Set exercise 1:
Which figures written as numerals appear in the passage on timing pest sprays? List each one with what it refers to.
Set exercise 2:
Can you condense the paragraph in the passage on timing pest sprays that begins "After the first spray, around 90+%" into a short bulleted list that keeps its main facts?
Set exercise 3:
Output the passage on timing pest sprays, starting at "The short answer" and ending at "do you tell?".

Selected passage:
───

The time to take action is before damage is done. To spray as soon as insect pest numbers begin to build is prudent. You can be certain the pests are not going to go away; their numbers will only increase. When the damage is significant, it is too late

Lessened yield is money lost forever. You can do better next year but you can’t get back the losses of the year you’re in now.

 
After the first spray, how long should you wait for the follow up?
The short answer is: spray/mist as soon as the pest population has built to the stage before significant damage is about to occur. You don’t spray just because it’s a week or two weeks; you get out the equipment because you have pests to kill. 

How do you tell?
After the first spray, around 90+% of pests should be dead. There will be some egg-hatching say next day and depending on your pest and the climatic conditions, it could be 14-21 days before the nymphs/larvae get to  become adults. A close inspection of insects in a cluster usually reveals immature stages and some adults. The adults will usually be the ones with wings and, wings means sexual maturity which means more eggs (300-400 per female is quite normal). This is just one indicator that it is time to spray/mist.

───

Information supplied:

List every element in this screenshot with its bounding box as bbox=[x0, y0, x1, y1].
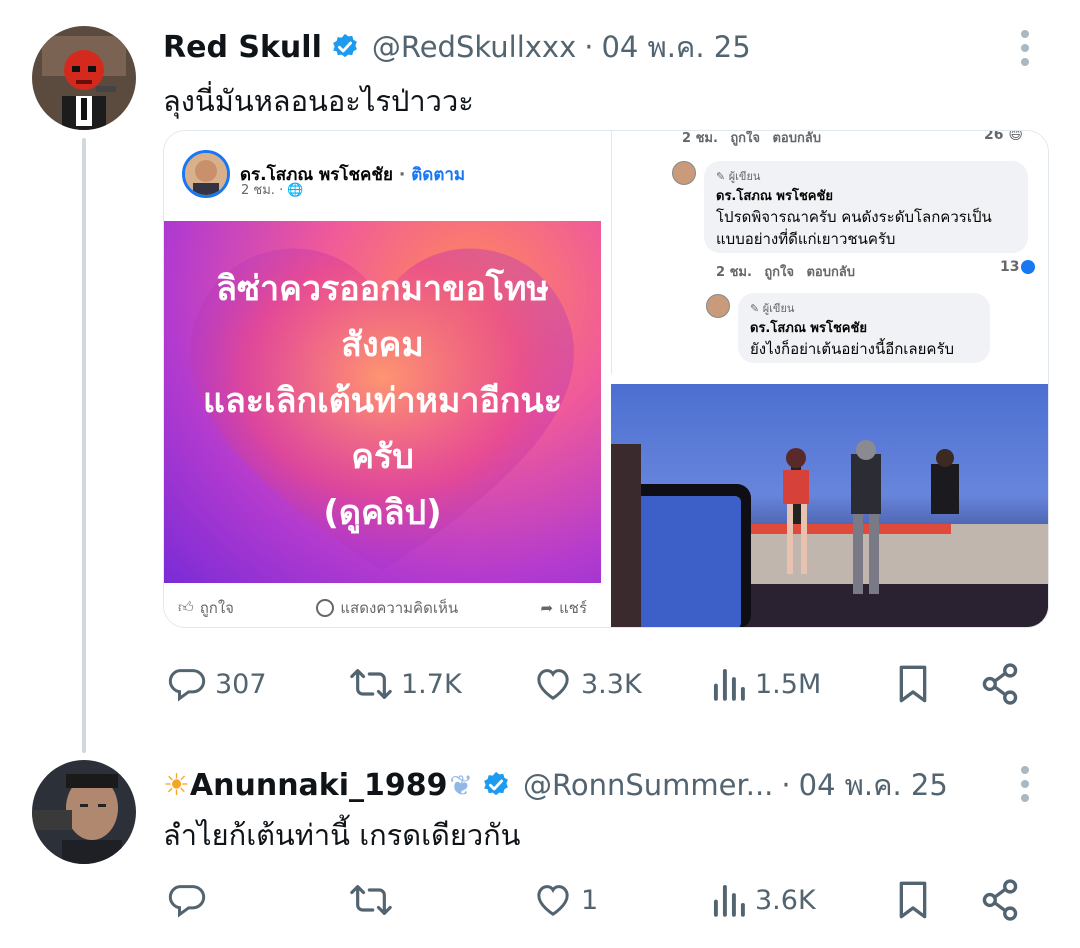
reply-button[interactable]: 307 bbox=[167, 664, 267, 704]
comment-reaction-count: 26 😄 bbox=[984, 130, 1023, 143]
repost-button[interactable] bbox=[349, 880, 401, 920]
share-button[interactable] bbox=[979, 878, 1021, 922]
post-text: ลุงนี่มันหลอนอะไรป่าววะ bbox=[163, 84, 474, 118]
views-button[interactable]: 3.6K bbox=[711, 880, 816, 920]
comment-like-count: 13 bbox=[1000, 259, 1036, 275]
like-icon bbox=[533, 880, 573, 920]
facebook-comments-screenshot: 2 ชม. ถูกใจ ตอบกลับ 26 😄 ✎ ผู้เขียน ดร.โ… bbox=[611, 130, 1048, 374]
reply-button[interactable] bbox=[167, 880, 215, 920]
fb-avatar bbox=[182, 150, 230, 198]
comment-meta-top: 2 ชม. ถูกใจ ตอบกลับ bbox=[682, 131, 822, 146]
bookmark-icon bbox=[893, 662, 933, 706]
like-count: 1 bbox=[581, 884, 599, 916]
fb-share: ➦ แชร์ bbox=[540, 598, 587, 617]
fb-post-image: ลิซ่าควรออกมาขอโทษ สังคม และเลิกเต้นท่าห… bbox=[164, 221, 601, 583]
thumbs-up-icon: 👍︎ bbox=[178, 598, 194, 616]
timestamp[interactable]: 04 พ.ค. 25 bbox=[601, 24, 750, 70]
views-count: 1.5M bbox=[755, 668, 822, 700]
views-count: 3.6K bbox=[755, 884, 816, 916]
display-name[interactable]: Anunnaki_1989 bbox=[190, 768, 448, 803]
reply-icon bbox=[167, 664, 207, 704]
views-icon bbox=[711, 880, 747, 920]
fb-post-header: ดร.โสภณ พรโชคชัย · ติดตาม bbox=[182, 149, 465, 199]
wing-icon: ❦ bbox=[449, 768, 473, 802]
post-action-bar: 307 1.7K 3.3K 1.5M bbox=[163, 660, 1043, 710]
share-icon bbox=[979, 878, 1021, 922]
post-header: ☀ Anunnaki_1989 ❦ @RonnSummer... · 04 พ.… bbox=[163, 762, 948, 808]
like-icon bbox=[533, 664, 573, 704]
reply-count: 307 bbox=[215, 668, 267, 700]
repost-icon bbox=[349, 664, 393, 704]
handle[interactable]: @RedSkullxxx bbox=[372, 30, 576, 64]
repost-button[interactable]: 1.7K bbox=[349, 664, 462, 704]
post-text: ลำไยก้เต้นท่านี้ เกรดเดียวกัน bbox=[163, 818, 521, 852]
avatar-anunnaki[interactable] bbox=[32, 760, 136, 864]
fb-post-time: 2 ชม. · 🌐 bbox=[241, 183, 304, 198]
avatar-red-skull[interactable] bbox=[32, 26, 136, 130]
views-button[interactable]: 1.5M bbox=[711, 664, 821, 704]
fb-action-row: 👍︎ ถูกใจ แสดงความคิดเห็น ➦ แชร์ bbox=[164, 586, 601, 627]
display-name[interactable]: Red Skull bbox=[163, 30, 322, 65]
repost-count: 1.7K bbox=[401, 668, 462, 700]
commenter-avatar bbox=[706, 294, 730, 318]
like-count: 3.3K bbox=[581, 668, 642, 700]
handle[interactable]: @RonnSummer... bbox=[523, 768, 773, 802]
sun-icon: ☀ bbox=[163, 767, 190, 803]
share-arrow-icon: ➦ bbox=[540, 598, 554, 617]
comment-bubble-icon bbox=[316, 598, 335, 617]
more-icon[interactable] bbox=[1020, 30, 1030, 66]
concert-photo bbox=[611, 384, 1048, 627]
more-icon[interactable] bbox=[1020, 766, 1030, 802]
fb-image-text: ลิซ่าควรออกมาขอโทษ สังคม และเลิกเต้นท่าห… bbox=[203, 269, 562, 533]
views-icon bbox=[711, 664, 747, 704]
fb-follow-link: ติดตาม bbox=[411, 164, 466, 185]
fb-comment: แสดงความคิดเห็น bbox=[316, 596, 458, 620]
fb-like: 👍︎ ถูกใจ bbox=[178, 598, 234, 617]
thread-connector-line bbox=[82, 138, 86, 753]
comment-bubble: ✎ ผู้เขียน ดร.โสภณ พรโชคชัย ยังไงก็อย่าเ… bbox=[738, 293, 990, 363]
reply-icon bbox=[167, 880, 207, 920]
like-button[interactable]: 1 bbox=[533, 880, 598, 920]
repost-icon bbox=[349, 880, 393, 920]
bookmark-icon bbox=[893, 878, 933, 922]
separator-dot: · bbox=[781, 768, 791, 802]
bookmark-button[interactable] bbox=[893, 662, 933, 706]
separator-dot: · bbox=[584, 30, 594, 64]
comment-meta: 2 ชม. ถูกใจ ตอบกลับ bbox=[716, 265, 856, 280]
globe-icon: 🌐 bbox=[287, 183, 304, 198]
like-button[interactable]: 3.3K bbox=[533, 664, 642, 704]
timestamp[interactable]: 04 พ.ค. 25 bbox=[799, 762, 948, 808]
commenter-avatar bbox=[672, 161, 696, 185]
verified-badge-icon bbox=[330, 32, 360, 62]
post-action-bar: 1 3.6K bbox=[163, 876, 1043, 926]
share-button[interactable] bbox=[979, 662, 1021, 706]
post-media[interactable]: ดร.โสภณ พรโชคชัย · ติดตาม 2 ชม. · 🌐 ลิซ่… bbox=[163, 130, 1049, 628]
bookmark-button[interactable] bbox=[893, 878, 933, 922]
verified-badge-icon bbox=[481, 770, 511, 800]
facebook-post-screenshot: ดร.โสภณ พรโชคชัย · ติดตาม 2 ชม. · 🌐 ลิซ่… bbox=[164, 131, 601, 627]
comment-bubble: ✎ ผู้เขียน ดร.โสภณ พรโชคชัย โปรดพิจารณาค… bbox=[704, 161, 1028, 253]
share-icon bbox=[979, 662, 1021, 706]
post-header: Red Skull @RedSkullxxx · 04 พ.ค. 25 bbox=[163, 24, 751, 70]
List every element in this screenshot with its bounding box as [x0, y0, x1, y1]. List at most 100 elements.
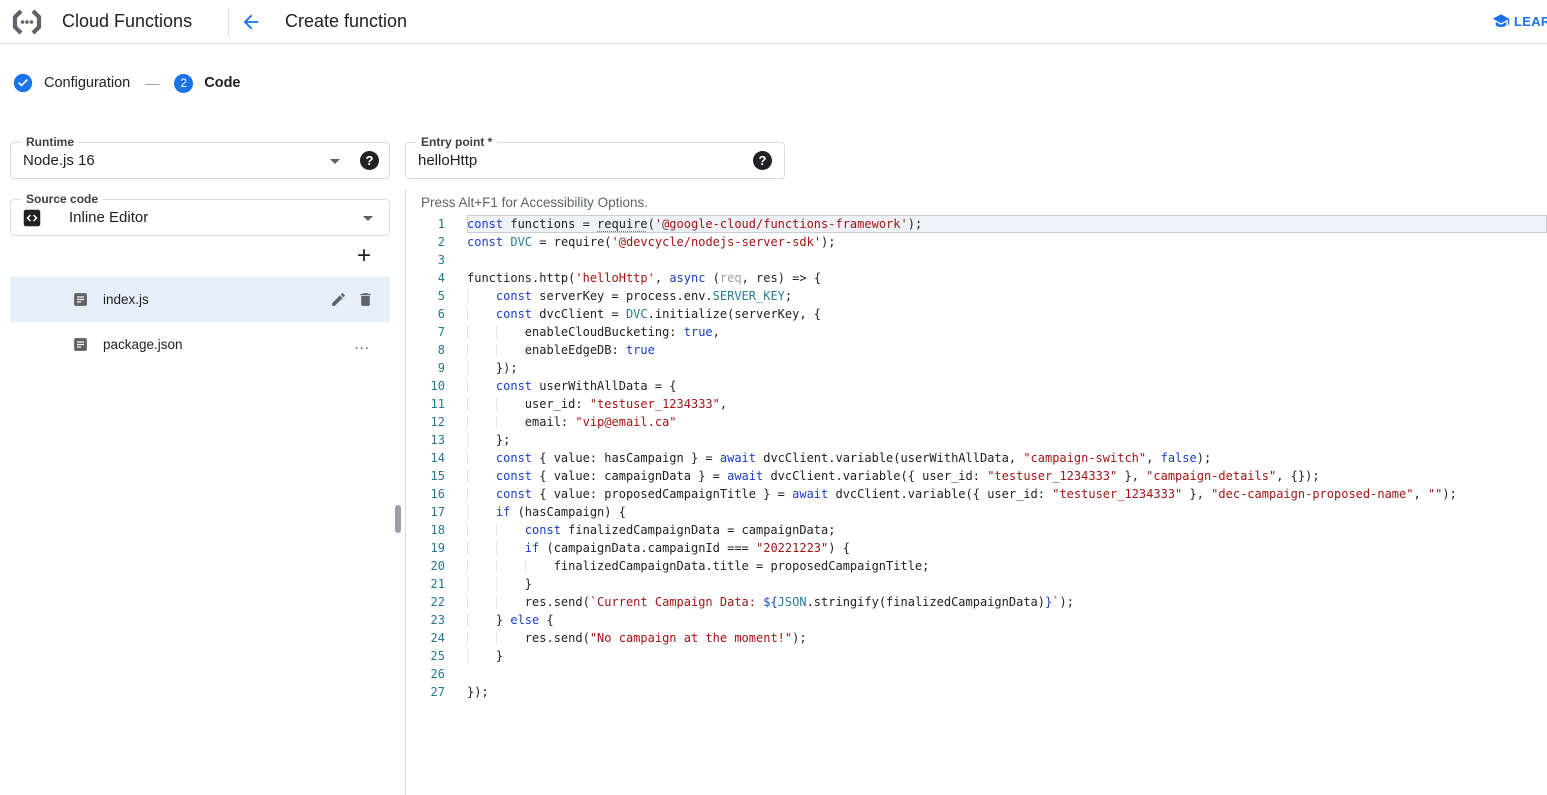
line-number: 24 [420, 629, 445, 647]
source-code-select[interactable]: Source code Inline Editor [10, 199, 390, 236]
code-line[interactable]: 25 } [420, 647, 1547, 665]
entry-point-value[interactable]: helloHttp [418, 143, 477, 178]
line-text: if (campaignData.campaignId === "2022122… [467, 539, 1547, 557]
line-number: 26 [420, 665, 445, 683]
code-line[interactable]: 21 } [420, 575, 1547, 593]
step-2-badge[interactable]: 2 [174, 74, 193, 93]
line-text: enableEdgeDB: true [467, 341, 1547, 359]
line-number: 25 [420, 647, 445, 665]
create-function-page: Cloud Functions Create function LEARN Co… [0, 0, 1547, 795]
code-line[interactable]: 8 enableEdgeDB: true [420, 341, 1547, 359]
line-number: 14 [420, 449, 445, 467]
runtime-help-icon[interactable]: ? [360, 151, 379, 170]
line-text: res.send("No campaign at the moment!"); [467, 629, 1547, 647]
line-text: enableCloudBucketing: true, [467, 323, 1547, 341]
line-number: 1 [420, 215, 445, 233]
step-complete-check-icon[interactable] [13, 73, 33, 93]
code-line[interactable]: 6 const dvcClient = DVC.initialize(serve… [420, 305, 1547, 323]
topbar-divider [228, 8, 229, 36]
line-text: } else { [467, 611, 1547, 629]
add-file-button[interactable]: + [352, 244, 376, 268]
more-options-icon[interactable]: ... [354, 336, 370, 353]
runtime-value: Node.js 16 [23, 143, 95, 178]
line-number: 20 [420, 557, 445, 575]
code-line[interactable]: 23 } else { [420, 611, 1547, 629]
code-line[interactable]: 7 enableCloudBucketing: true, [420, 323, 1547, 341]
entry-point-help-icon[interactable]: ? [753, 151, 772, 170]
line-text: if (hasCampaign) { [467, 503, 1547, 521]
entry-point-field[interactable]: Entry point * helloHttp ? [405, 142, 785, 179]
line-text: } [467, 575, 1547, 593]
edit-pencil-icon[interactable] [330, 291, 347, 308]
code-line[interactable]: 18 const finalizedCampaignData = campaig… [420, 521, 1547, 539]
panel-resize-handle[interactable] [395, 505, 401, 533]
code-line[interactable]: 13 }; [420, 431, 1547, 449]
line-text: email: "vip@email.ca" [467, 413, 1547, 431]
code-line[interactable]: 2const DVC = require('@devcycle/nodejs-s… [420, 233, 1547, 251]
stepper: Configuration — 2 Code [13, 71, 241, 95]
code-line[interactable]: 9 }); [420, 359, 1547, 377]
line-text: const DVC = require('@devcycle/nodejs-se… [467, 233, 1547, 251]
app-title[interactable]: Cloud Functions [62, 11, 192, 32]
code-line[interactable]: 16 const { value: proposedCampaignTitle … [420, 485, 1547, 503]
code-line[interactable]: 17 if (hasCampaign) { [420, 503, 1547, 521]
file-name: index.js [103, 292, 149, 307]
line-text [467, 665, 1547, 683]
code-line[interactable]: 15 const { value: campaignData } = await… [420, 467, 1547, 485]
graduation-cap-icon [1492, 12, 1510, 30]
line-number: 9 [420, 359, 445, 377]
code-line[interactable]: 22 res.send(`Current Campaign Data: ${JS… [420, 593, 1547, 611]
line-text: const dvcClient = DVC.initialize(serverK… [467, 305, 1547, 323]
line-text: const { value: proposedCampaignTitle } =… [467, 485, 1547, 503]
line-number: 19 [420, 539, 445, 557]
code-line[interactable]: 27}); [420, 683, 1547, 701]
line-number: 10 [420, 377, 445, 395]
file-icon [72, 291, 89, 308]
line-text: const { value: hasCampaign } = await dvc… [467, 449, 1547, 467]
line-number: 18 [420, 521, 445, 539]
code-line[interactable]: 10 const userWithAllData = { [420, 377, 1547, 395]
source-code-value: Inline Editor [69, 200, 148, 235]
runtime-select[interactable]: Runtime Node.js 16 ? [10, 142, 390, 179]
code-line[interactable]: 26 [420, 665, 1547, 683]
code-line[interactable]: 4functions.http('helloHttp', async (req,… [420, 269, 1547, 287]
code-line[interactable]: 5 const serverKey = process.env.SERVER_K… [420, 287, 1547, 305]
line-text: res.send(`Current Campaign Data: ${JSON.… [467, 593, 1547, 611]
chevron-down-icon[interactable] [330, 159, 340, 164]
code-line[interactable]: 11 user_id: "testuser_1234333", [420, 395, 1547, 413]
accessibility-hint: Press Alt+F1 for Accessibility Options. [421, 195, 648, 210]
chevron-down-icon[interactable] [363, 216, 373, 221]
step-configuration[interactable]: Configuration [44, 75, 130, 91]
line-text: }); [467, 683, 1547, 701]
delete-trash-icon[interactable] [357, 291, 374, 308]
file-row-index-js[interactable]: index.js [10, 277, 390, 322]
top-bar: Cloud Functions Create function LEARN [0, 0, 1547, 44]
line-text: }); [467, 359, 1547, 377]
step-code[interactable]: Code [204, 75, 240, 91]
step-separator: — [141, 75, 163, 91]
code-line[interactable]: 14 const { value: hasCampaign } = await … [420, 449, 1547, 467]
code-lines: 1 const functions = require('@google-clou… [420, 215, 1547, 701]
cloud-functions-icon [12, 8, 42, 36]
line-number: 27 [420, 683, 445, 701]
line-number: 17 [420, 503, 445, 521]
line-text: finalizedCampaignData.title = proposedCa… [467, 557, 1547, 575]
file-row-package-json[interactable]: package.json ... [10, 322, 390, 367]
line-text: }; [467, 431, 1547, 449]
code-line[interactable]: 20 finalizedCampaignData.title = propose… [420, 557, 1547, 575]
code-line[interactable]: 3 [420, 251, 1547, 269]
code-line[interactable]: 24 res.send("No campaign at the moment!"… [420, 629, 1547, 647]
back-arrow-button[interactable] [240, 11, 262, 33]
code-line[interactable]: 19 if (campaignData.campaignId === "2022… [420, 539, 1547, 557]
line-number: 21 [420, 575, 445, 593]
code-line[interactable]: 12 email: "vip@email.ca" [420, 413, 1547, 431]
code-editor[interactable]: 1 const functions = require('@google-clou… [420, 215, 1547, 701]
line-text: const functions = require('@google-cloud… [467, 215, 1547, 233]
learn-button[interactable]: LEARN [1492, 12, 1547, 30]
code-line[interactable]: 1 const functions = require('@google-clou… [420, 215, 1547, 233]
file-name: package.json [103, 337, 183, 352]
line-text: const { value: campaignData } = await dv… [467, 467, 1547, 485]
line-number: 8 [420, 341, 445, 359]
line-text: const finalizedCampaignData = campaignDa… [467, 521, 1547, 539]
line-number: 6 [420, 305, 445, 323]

───

Exercise answer 1:
- 90+%: the share of pests that should be dead after the first spray
- 14-21 days: how long it could take nymphs/larvae to become adults
- 300-400: the number of eggs per female, described as quite normal

Exercise answer 2:
- After the first spray, about 90+% of pests should be dead.
- Some eggs hatch around the next day. Depending on the pest and the climate, nymphs/larvae may take 14-21 days to become adults.
- A close look at a cluster usually shows immature stages and some adults.
- Adults usually have wings. Wings mean sexual maturity and more eggs, and 300-400 per female is normal.
- This is one sign that it is time to spray/mist.

Exercise answer 3:
The short answer is: spray/mist as soon as the pest population has built to the stage before significant damage is about to occur. You don’t spray just because it’s a week or two weeks; you get out the equipment because you have pests to kill. 

How do you tell?